Document transcript data
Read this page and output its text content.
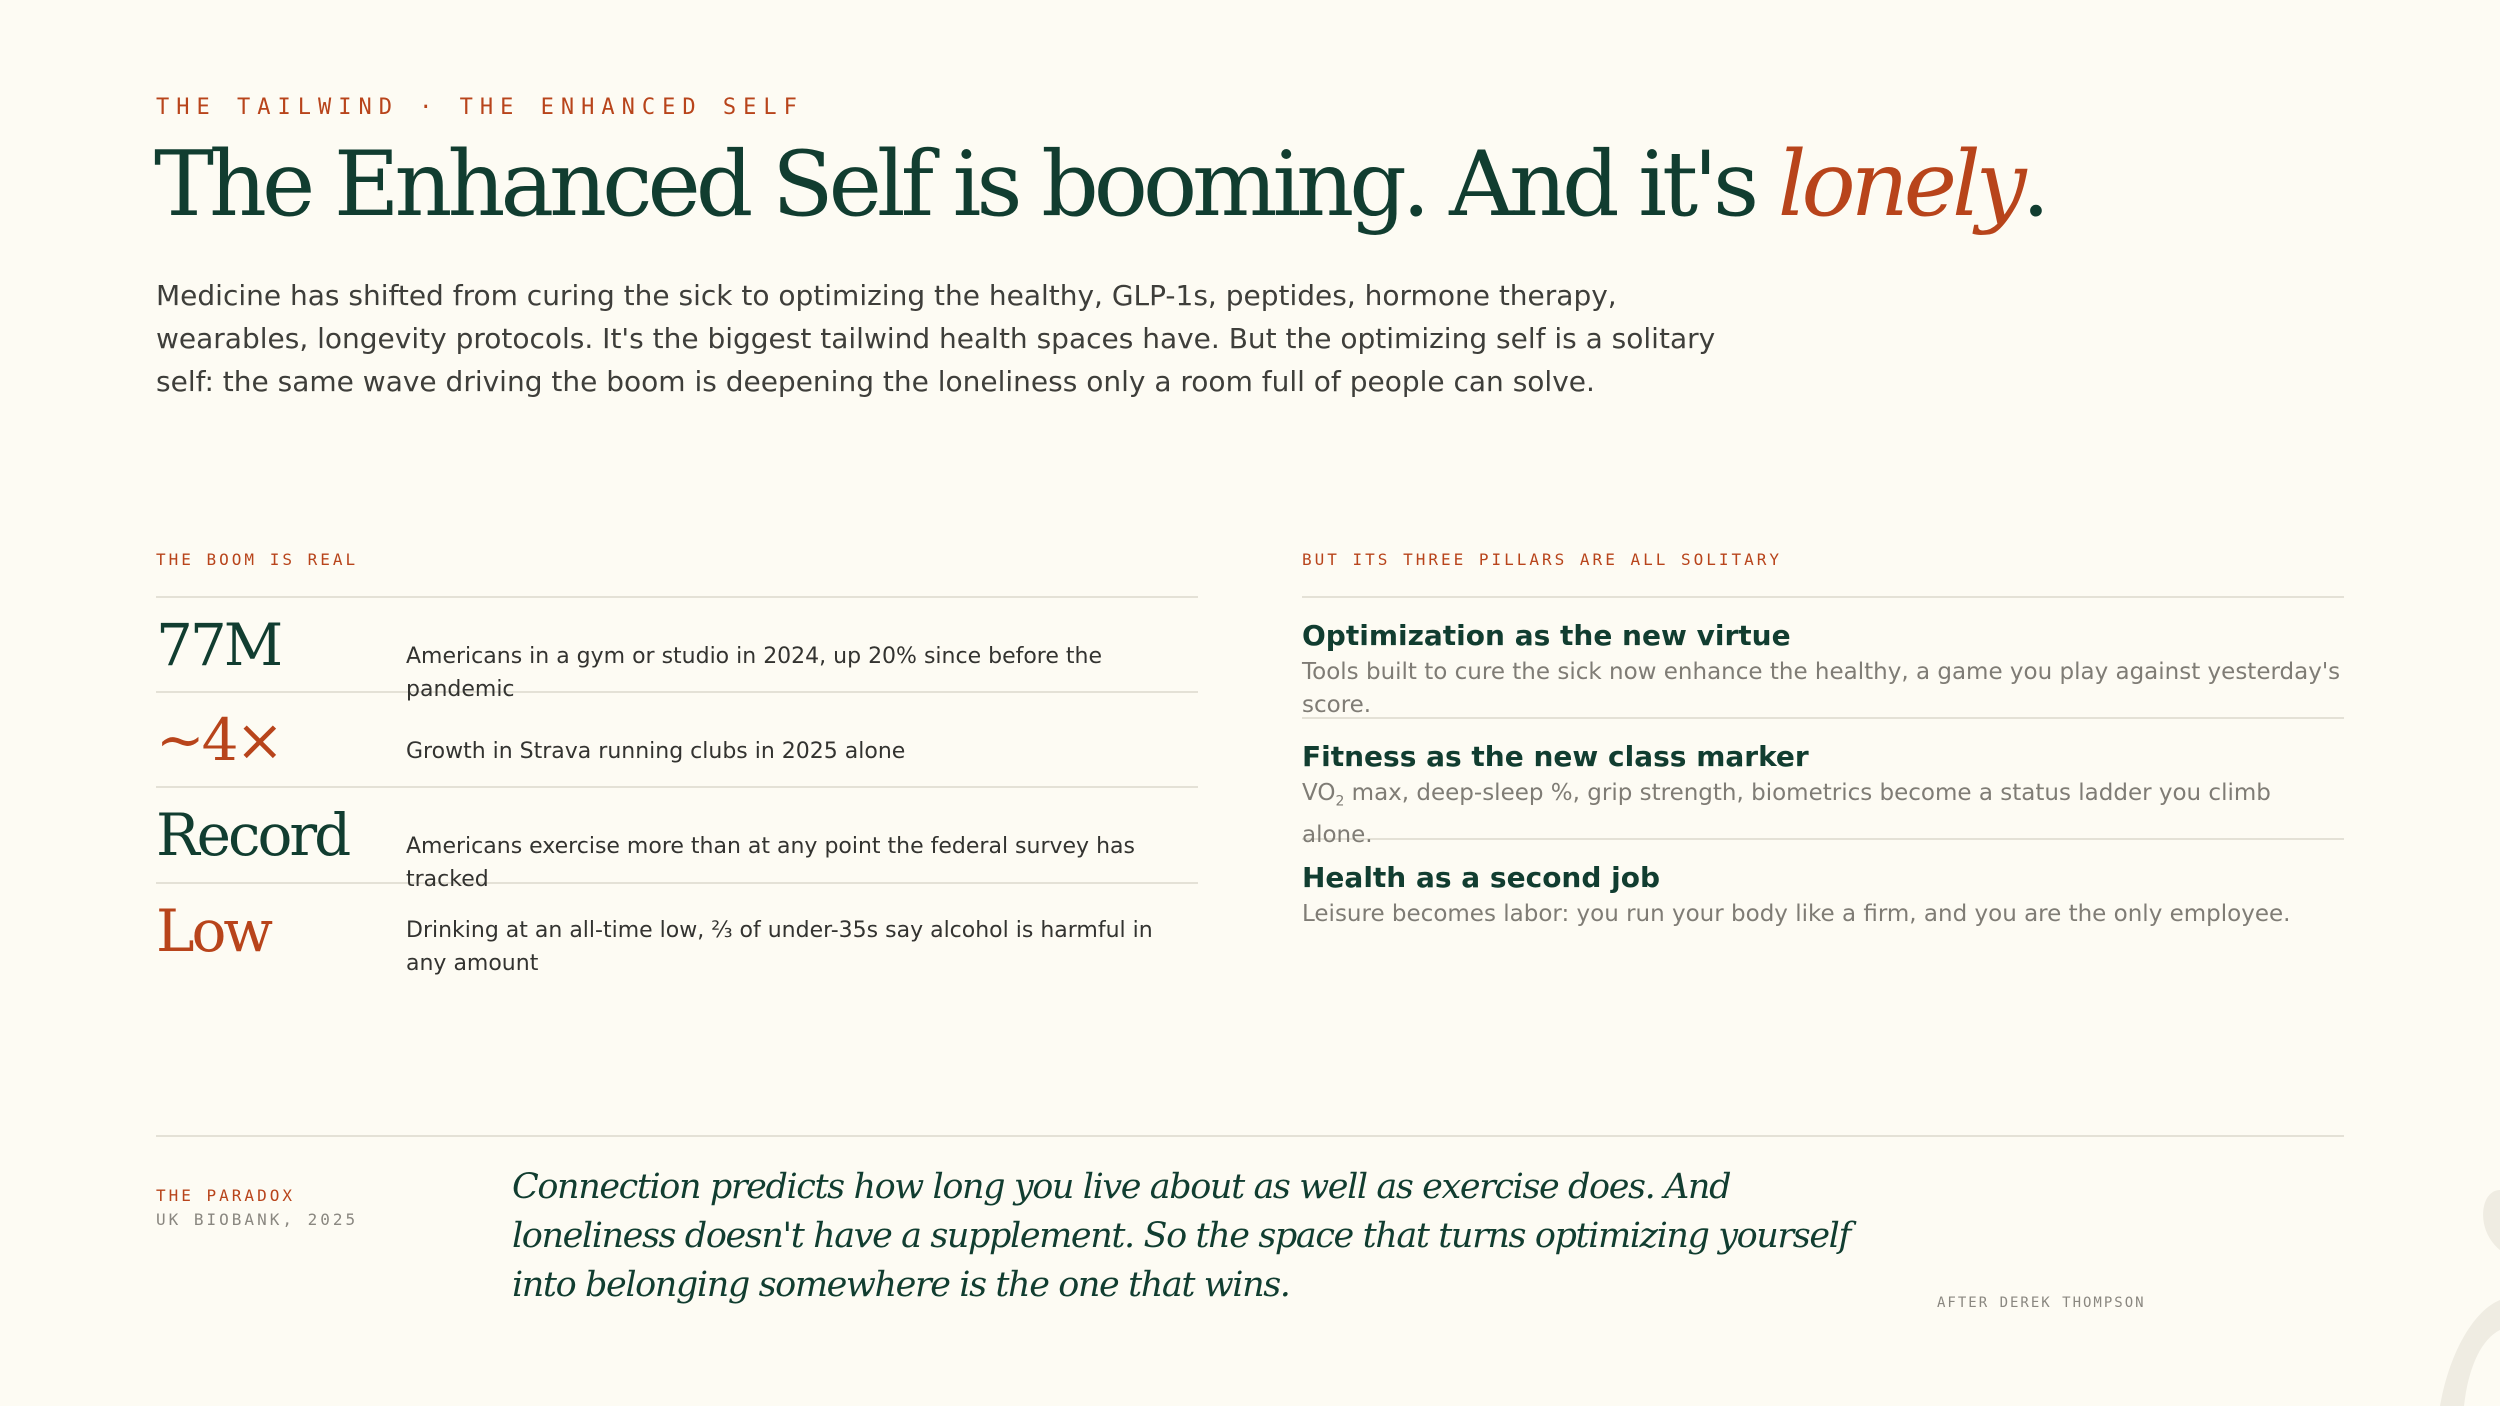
THE TAILWIND · THE ENHANCED SELF
The Enhanced Self is booming. And it's lonely.

Medicine has shifted from curing the sick to optimizing the healthy, GLP-1s, peptides, hormone therapy, wearables, longevity protocols. It's the biggest tailwind health spaces have. But the optimizing self is a solitary self: the same wave driving the boom is deepening the loneliness only a room full of people can solve.

THE BOOM IS REAL	BUT ITS THREE PILLARS ARE ALL SOLITARY
77M	Americans in a gym or studio in 2024, up 20% since before the pandemic
~4×	Growth in Strava running clubs in 2025 alone
Record	Americans exercise more than at any point the federal survey has tracked
Low	Drinking at an all-time low, ⅔ of under-35s say alcohol is harmful in any amount
Optimization as the new virtue
Tools built to cure the sick now enhance the healthy, a game you play against yesterday's score.
Fitness as the new class marker
$VO_2$ max, deep-sleep %, grip strength, biometrics become a status ladder you climb alone.
Health as a second job
Leisure becomes labor: you run your body like a firm, and you are the only employee.
THE PARADOX
UK BIOBANK, 2025

Connection predicts how long you live about as well as exercise does. And loneliness doesn't have a supplement. So the space that turns optimizing yourself into belonging somewhere is the one that wins.	AFTER DEREK THOMPSON
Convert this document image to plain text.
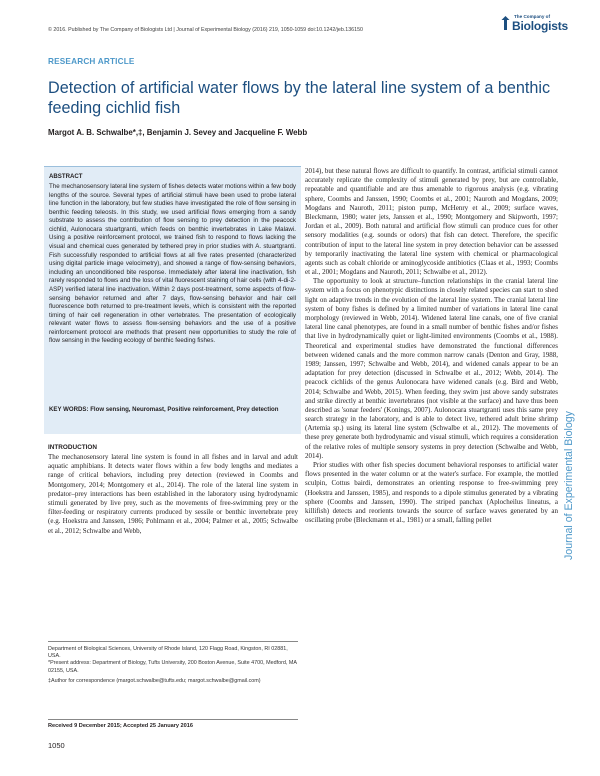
© 2016. Published by The Company of Biologists Ltd | Journal of Experimental Biology (2016) 219, 1050-1059 doi:10.1242/jeb.136150
The Company of
Biologists
RESEARCH ARTICLE
Detection of artificial water flows by the lateral line system of a benthic feeding cichlid fish
Margot A. B. Schwalbe*,‡, Benjamin J. Sevey and Jacqueline F. Webb
ABSTRACT
The mechanosensory lateral line system of fishes detects water motions within a few body lengths of the source. Several types of artificial stimuli have been used to probe lateral line function in the laboratory, but few studies have investigated the role of flow sensing in benthic feeding teleosts. In this study, we used artificial flows emerging from a sandy substrate to assess the contribution of flow sensing to prey detection in the peacock cichlid, Aulonocara stuartgranti, which feeds on benthic invertebrates in Lake Malawi. Using a positive reinforcement protocol, we trained fish to respond to flows lacking the visual and chemical cues generated by tethered prey in prior studies with A. stuartgranti. Fish successfully responded to artificial flows at all five rates presented (characterized using digital particle image velocimetry), and showed a range of flow-sensing behaviors, including an unconditioned bite response. Immediately after lateral line inactivation, fish rarely responded to flows and the loss of vital fluorescent staining of hair cells (with 4-di-2-ASP) verified lateral line inactivation. Within 2 days post-treatment, some aspects of flow-sensing behavior returned and after 7 days, flow-sensing behavior and hair cell fluorescence both returned to pre-treatment levels, which is consistent with the reported timing of hair cell regeneration in other vertebrates. The presentation of ecologically relevant water flows to assess flow-sensing behaviors and the use of a positive reinforcement protocol are methods that present new opportunities to study the role of flow sensing in the feeding ecology of benthic feeding fishes.
KEY WORDS: Flow sensing, Neuromast, Positive reinforcement, Prey detection
INTRODUCTION
The mechanosensory lateral line system is found in all fishes and in larval and adult aquatic amphibians. It detects water flows within a few body lengths and mediates a range of critical behaviors, including prey detection (reviewed in Coombs and Montgomery, 2014; Montgomery et al., 2014). The role of the lateral line system in predator–prey interactions has been established in the laboratory using hydrodynamic stimuli generated by live prey, such as the movements of free-swimming prey or the filter-feeding or respiratory currents produced by sessile or benthic invertebrate prey (e.g. Hoekstra and Janssen, 1986; Pohlmann et al., 2004; Palmer et al., 2005; Schwalbe et al., 2012; Schwalbe and Webb,
Department of Biological Sciences, University of Rhode Island, 120 Flagg Road, Kingston, RI 02881, USA.
*Present address: Department of Biology, Tufts University, 200 Boston Avenue, Suite 4700, Medford, MA 02155, USA.
‡Author for correspondence (margot.schwalbe@tufts.edu; margot.schwalbe@gmail.com)
Received 9 December 2015; Accepted 25 January 2016
1050

2014), but these natural flows are difficult to quantify. In contrast, artificial stimuli cannot accurately replicate the complexity of stimuli generated by prey, but are controllable, repeatable and quantifiable and are thus amenable to rigorous analysis (e.g. vibrating sphere, Coombs and Janssen, 1990; Coombs et al., 2001; Nauroth and Mogdans, 2009; Mogdans and Nauroth, 2011; piston pump, McHenry et al., 2009; surface waves, Bleckmann, 1980; water jets, Janssen et al., 1990; Montgomery and Skipworth, 1997; Jordan et al., 2009). Both natural and artificial flow stimuli can produce cues for other sensory modalities (e.g. sounds or odors) that fish can detect. Therefore, the specific contribution of input to the lateral line system in prey detection behavior can be assessed by temporarily inactivating the lateral line system with chemical or pharmacological agents such as cobalt chloride or aminoglycoside antibiotics (Claas et al., 1993; Coombs et al., 2001; Mogdans and Nauroth, 2011; Schwalbe et al., 2012).

The opportunity to look at structure–function relationships in the cranial lateral line system with a focus on phenotypic distinctions in closely related species can start to shed light on adaptive trends in the evolution of the lateral line system. The cranial lateral line system of bony fishes is defined by a limited number of variations in lateral line canal morphology (reviewed in Webb, 2014). Widened lateral line canals, one of five cranial lateral line canal phenotypes, are found in a small number of benthic fishes and/or fishes that live in hydrodynamically quiet or light-limited environments (Coombs et al., 1988). Theoretical and experimental studies have demonstrated the functional differences between widened canals and the more common narrow canals (Denton and Gray, 1988, 1989; Janssen, 1997; Schwalbe and Webb, 2014), and widened canals appear to be an adaptation for prey detection (discussed in Schwalbe et al., 2012; Webb, 2014). The peacock cichlids of the genus Aulonocara have widened canals (e.g. Bird and Webb, 2014; Schwalbe and Webb, 2015). When feeding, they swim just above sandy substrates and strike directly at benthic invertebrates (not visible at the surface) and have thus been described as 'sonar feeders' (Konings, 2007). Aulonocara stuartgranti uses this same prey search strategy in the laboratory, and is able to detect live, tethered adult brine shrimp (Artemia sp.) using its lateral line system (Schwalbe et al., 2012). The movements of these prey generate both hydrodynamic and visual stimuli, which requires a consideration of the relative roles of multiple sensory systems in prey detection (Schwalbe and Webb, 2014).

Prior studies with other fish species document behavioral responses to artificial water flows presented in the water column or at the water's surface. For example, the mottled sculpin, Cottus bairdi, demonstrates an orienting response to free-swimming prey (Hoekstra and Janssen, 1985), and responds to a dipole stimulus generated by a vibrating sphere (Coombs and Janssen, 1990). The striped panchax (Aplocheilus lineatus, a killifish) detects and reorients towards the source of surface waves generated by an oscillating probe (Bleckmann et al., 1981) or a small, falling pellet	Journal of Experimental Biology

TASK PROMPT: Only lines with the word "Americans" are wanted. Find and copy them from the records above.

THE COMPLETED TASK:
77M	Americans in a gym or studio in 2024, up 20% since before the pandemic
Record	Americans exercise more than at any point the federal survey has tracked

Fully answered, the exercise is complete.